• _Aim of the exercise_
Beginning with the line containing "Read out every word on this page." and ending with the last line of the records, set down every line exactly.

• _Raw data_
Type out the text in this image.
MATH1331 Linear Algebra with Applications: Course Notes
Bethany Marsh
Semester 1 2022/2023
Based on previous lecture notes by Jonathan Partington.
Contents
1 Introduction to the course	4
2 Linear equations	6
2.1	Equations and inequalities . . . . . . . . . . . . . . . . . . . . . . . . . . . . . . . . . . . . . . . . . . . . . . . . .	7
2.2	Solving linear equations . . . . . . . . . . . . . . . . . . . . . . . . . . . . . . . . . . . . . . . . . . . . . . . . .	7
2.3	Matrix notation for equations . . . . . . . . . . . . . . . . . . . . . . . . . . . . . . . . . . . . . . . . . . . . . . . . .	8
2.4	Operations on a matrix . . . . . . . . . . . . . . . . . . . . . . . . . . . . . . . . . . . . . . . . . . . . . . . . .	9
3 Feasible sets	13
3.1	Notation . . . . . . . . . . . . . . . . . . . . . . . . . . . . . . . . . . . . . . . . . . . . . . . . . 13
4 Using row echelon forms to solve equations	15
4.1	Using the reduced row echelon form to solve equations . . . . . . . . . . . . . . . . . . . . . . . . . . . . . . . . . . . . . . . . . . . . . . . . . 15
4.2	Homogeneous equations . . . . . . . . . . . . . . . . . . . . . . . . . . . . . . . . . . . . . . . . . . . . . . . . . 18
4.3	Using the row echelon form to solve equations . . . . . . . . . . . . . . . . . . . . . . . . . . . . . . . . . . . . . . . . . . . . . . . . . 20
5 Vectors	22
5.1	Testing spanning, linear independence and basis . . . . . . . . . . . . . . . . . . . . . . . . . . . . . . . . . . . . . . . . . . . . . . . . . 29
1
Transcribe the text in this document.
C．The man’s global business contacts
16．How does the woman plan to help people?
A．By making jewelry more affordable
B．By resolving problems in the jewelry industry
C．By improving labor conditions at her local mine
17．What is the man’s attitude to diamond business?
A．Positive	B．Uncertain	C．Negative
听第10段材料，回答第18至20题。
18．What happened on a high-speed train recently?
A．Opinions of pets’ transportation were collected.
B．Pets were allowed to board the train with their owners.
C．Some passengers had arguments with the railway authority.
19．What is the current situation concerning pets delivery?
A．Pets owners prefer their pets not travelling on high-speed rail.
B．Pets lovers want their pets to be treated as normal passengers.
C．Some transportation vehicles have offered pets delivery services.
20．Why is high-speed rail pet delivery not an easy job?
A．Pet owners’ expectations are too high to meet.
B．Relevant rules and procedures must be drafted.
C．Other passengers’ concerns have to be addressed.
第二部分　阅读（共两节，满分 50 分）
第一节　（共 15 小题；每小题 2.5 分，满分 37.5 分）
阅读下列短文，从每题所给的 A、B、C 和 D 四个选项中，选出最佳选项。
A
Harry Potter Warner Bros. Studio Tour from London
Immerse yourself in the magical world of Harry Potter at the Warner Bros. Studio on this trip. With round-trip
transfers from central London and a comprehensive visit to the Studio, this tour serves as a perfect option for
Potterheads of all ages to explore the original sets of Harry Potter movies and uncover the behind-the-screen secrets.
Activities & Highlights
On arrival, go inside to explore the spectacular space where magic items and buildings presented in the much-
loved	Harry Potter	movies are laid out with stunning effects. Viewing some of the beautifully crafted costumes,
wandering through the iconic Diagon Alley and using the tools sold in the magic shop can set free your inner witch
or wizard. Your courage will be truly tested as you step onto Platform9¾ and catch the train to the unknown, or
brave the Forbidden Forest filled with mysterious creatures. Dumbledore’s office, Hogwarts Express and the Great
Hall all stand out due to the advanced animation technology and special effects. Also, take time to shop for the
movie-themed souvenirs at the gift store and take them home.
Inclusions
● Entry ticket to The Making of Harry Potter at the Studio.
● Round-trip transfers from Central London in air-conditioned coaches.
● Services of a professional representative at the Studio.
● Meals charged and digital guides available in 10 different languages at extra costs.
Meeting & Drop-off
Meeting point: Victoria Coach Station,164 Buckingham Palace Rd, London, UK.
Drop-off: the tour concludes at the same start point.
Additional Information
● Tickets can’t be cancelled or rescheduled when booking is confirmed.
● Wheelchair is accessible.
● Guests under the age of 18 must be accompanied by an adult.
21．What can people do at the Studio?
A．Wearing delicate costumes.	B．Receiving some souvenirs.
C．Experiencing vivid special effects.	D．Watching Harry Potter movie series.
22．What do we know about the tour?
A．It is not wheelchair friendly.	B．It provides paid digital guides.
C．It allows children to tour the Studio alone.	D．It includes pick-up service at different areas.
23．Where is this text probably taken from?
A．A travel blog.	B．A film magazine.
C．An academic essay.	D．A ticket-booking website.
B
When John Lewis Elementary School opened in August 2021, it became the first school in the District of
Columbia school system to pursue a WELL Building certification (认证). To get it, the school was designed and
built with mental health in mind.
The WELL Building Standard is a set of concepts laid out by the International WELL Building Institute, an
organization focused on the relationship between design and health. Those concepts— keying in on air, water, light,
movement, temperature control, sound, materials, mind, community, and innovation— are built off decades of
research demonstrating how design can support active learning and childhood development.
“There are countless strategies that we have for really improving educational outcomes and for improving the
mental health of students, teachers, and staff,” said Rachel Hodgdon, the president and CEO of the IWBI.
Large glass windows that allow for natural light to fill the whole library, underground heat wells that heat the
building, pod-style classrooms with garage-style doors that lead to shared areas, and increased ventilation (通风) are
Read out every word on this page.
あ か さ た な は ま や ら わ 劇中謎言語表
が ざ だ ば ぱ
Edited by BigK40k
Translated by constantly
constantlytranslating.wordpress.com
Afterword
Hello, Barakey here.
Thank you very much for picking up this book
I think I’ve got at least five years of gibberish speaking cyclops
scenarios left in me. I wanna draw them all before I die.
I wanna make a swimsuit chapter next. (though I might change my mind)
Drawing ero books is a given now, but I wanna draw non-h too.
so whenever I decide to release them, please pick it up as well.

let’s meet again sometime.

• _Expected output_
Read out every word on this page.
あ か さ た な は ま や ら わ 劇中謎言語表
が ざ だ ば ぱ
Edited by BigK40k
Translated by constantly
constantlytranslating.wordpress.com
Afterword
Hello, Barakey here.
Thank you very much for picking up this book
I think I’ve got at least five years of gibberish speaking cyclops
scenarios left in me. I wanna draw them all before I die.
I wanna make a swimsuit chapter next. (though I might change my mind)
Drawing ero books is a given now, but I wanna draw non-h too.
so whenever I decide to release them, please pick it up as well.

let’s meet again sometime.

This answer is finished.